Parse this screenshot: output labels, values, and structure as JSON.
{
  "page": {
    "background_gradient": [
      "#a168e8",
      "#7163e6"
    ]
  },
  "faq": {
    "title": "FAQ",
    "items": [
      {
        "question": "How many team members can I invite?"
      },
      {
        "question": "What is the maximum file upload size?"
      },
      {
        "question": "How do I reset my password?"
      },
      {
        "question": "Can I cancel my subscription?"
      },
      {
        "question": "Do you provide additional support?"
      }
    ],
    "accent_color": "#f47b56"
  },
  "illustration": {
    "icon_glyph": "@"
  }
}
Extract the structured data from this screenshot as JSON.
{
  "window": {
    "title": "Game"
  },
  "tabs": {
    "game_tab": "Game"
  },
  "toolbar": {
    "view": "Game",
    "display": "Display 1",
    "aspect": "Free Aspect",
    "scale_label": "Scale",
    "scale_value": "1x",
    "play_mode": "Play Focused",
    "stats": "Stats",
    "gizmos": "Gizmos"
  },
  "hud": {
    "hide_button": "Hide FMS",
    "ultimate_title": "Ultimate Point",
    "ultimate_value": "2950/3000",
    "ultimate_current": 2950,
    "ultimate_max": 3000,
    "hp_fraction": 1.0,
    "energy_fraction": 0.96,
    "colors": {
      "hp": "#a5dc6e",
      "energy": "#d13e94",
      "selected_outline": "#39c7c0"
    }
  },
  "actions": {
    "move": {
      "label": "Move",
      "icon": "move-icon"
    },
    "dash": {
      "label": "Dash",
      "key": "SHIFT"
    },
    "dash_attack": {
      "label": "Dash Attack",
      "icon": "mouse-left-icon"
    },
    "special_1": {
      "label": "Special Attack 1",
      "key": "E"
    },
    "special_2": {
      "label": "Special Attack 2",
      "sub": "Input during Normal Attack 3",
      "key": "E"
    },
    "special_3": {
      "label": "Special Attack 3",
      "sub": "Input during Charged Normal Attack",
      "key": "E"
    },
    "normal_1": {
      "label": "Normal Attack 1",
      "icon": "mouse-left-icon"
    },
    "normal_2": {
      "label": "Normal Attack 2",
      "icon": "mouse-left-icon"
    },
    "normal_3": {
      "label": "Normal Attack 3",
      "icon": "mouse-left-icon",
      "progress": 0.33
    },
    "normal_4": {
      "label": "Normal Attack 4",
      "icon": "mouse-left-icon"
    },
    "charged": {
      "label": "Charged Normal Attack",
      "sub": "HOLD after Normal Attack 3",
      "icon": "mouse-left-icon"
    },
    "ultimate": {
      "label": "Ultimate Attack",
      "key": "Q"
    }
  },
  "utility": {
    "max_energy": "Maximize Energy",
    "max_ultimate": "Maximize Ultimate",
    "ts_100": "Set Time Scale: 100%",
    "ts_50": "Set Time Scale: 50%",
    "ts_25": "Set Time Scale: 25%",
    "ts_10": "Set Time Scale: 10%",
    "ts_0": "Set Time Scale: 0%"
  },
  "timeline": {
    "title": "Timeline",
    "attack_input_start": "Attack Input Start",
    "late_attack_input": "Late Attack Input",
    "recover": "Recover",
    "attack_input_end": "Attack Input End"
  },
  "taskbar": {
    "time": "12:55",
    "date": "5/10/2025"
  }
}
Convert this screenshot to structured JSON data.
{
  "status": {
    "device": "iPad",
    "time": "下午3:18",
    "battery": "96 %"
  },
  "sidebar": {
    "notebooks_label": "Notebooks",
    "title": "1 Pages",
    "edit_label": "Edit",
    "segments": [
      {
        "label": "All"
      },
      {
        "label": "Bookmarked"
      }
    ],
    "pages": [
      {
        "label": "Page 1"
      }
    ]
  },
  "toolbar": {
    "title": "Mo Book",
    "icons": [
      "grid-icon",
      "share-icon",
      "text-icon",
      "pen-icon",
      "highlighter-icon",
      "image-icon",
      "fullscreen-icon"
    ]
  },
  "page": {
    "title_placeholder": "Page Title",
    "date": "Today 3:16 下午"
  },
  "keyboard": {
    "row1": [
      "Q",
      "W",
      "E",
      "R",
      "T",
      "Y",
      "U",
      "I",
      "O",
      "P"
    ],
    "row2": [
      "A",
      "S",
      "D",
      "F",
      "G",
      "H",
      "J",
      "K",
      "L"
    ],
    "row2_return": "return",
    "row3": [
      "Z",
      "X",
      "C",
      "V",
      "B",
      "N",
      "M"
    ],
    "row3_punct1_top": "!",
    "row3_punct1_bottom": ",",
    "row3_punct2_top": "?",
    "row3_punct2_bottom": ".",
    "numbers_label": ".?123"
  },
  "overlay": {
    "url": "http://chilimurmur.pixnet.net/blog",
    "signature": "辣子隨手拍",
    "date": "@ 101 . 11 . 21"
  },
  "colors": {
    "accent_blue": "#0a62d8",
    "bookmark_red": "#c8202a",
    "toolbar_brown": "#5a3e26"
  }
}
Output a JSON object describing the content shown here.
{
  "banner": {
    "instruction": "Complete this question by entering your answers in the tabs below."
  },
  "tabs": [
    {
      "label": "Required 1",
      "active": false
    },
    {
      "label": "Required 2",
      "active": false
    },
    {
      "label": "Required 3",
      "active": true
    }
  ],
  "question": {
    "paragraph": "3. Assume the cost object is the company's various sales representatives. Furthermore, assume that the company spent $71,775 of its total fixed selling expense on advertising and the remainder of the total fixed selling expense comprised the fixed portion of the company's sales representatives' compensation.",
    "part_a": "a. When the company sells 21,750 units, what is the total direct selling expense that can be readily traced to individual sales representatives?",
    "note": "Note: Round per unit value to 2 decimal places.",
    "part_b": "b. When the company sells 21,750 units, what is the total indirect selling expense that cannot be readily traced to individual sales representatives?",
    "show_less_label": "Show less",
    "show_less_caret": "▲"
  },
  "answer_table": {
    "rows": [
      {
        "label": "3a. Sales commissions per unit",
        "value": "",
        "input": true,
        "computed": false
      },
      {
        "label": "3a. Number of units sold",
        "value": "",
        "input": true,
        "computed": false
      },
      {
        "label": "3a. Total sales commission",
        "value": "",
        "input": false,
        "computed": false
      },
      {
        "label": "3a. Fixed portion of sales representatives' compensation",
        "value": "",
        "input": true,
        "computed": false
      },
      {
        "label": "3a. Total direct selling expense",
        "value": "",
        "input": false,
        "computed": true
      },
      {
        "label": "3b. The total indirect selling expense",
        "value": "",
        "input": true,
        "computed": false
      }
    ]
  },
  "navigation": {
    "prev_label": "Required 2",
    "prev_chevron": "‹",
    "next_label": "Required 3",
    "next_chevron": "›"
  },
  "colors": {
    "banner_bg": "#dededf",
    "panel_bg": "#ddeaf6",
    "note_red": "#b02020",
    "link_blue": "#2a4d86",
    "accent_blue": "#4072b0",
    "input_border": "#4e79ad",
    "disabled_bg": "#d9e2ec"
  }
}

—————

# EXERCISE REQUIREMENTS
Your task is to repeat each line of the material exactly.

# SOLUTION TO THIS TASK
Parse this screenshot: output labels, values, and structure as JSON.
{
  "page": {
    "background_gradient": [
      "#a168e8",
      "#7163e6"
    ]
  },
  "faq": {
    "title": "FAQ",
    "items": [
      {
        "question": "How many team members can I invite?"
      },
      {
        "question": "What is the maximum file upload size?"
      },
      {
        "question": "How do I reset my password?"
      },
      {
        "question": "Can I cancel my subscription?"
      },
      {
        "question": "Do you provide additional support?"
      }
    ],
    "accent_color": "#f47b56"
  },
  "illustration": {
    "icon_glyph": "@"
  }
}
Extract the structured data from this screenshot as JSON.
{
  "window": {
    "title": "Game"
  },
  "tabs": {
    "game_tab": "Game"
  },
  "toolbar": {
    "view": "Game",
    "display": "Display 1",
    "aspect": "Free Aspect",
    "scale_label": "Scale",
    "scale_value": "1x",
    "play_mode": "Play Focused",
    "stats": "Stats",
    "gizmos": "Gizmos"
  },
  "hud": {
    "hide_button": "Hide FMS",
    "ultimate_title": "Ultimate Point",
    "ultimate_value": "2950/3000",
    "ultimate_current": 2950,
    "ultimate_max": 3000,
    "hp_fraction": 1.0,
    "energy_fraction": 0.96,
    "colors": {
      "hp": "#a5dc6e",
      "energy": "#d13e94",
      "selected_outline": "#39c7c0"
    }
  },
  "actions": {
    "move": {
      "label": "Move",
      "icon": "move-icon"
    },
    "dash": {
      "label": "Dash",
      "key": "SHIFT"
    },
    "dash_attack": {
      "label": "Dash Attack",
      "icon": "mouse-left-icon"
    },
    "special_1": {
      "label": "Special Attack 1",
      "key": "E"
    },
    "special_2": {
      "label": "Special Attack 2",
      "sub": "Input during Normal Attack 3",
      "key": "E"
    },
    "special_3": {
      "label": "Special Attack 3",
      "sub": "Input during Charged Normal Attack",
      "key": "E"
    },
    "normal_1": {
      "label": "Normal Attack 1",
      "icon": "mouse-left-icon"
    },
    "normal_2": {
      "label": "Normal Attack 2",
      "icon": "mouse-left-icon"
    },
    "normal_3": {
      "label": "Normal Attack 3",
      "icon": "mouse-left-icon",
      "progress": 0.33
    },
    "normal_4": {
      "label": "Normal Attack 4",
      "icon": "mouse-left-icon"
    },
    "charged": {
      "label": "Charged Normal Attack",
      "sub": "HOLD after Normal Attack 3",
      "icon": "mouse-left-icon"
    },
    "ultimate": {
      "label": "Ultimate Attack",
      "key": "Q"
    }
  },
  "utility": {
    "max_energy": "Maximize Energy",
    "max_ultimate": "Maximize Ultimate",
    "ts_100": "Set Time Scale: 100%",
    "ts_50": "Set Time Scale: 50%",
    "ts_25": "Set Time Scale: 25%",
    "ts_10": "Set Time Scale: 10%",
    "ts_0": "Set Time Scale: 0%"
  },
  "timeline": {
    "title": "Timeline",
    "attack_input_start": "Attack Input Start",
    "late_attack_input": "Late Attack Input",
    "recover": "Recover",
    "attack_input_end": "Attack Input End"
  },
  "taskbar": {
    "time": "12:55",
    "date": "5/10/2025"
  }
}
Convert this screenshot to structured JSON data.
{
  "status": {
    "device": "iPad",
    "time": "下午3:18",
    "battery": "96 %"
  },
  "sidebar": {
    "notebooks_label": "Notebooks",
    "title": "1 Pages",
    "edit_label": "Edit",
    "segments": [
      {
        "label": "All"
      },
      {
        "label": "Bookmarked"
      }
    ],
    "pages": [
      {
        "label": "Page 1"
      }
    ]
  },
  "toolbar": {
    "title": "Mo Book",
    "icons": [
      "grid-icon",
      "share-icon",
      "text-icon",
      "pen-icon",
      "highlighter-icon",
      "image-icon",
      "fullscreen-icon"
    ]
  },
  "page": {
    "title_placeholder": "Page Title",
    "date": "Today 3:16 下午"
  },
  "keyboard": {
    "row1": [
      "Q",
      "W",
      "E",
      "R",
      "T",
      "Y",
      "U",
      "I",
      "O",
      "P"
    ],
    "row2": [
      "A",
      "S",
      "D",
      "F",
      "G",
      "H",
      "J",
      "K",
      "L"
    ],
    "row2_return": "return",
    "row3": [
      "Z",
      "X",
      "C",
      "V",
      "B",
      "N",
      "M"
    ],
    "row3_punct1_top": "!",
    "row3_punct1_bottom": ",",
    "row3_punct2_top": "?",
    "row3_punct2_bottom": ".",
    "numbers_label": ".?123"
  },
  "overlay": {
    "url": "http://chilimurmur.pixnet.net/blog",
    "signature": "辣子隨手拍",
    "date": "@ 101 . 11 . 21"
  },
  "colors": {
    "accent_blue": "#0a62d8",
    "bookmark_red": "#c8202a",
    "toolbar_brown": "#5a3e26"
  }
}
Output a JSON object describing the content shown here.
{
  "banner": {
    "instruction": "Complete this question by entering your answers in the tabs below."
  },
  "tabs": [
    {
      "label": "Required 1",
      "active": false
    },
    {
      "label": "Required 2",
      "active": false
    },
    {
      "label": "Required 3",
      "active": true
    }
  ],
  "question": {
    "paragraph": "3. Assume the cost object is the company's various sales representatives. Furthermore, assume that the company spent $71,775 of its total fixed selling expense on advertising and the remainder of the total fixed selling expense comprised the fixed portion of the company's sales representatives' compensation.",
    "part_a": "a. When the company sells 21,750 units, what is the total direct selling expense that can be readily traced to individual sales representatives?",
    "note": "Note: Round per unit value to 2 decimal places.",
    "part_b": "b. When the company sells 21,750 units, what is the total indirect selling expense that cannot be readily traced to individual sales representatives?",
    "show_less_label": "Show less",
    "show_less_caret": "▲"
  },
  "answer_table": {
    "rows": [
      {
        "label": "3a. Sales commissions per unit",
        "value": "",
        "input": true,
        "computed": false
      },
      {
        "label": "3a. Number of units sold",
        "value": "",
        "input": true,
        "computed": false
      },
      {
        "label": "3a. Total sales commission",
        "value": "",
        "input": false,
        "computed": false
      },
      {
        "label": "3a. Fixed portion of sales representatives' compensation",
        "value": "",
        "input": true,
        "computed": false
      },
      {
        "label": "3a. Total direct selling expense",
        "value": "",
        "input": false,
        "computed": true
      },
      {
        "label": "3b. The total indirect selling expense",
        "value": "",
        "input": true,
        "computed": false
      }
    ]
  },
  "navigation": {
    "prev_label": "Required 2",
    "prev_chevron": "‹",
    "next_label": "Required 3",
    "next_chevron": "›"
  },
  "colors": {
    "banner_bg": "#dededf",
    "panel_bg": "#ddeaf6",
    "note_red": "#b02020",
    "link_blue": "#2a4d86",
    "accent_blue": "#4072b0",
    "input_border": "#4e79ad",
    "disabled_bg": "#d9e2ec"
  }
}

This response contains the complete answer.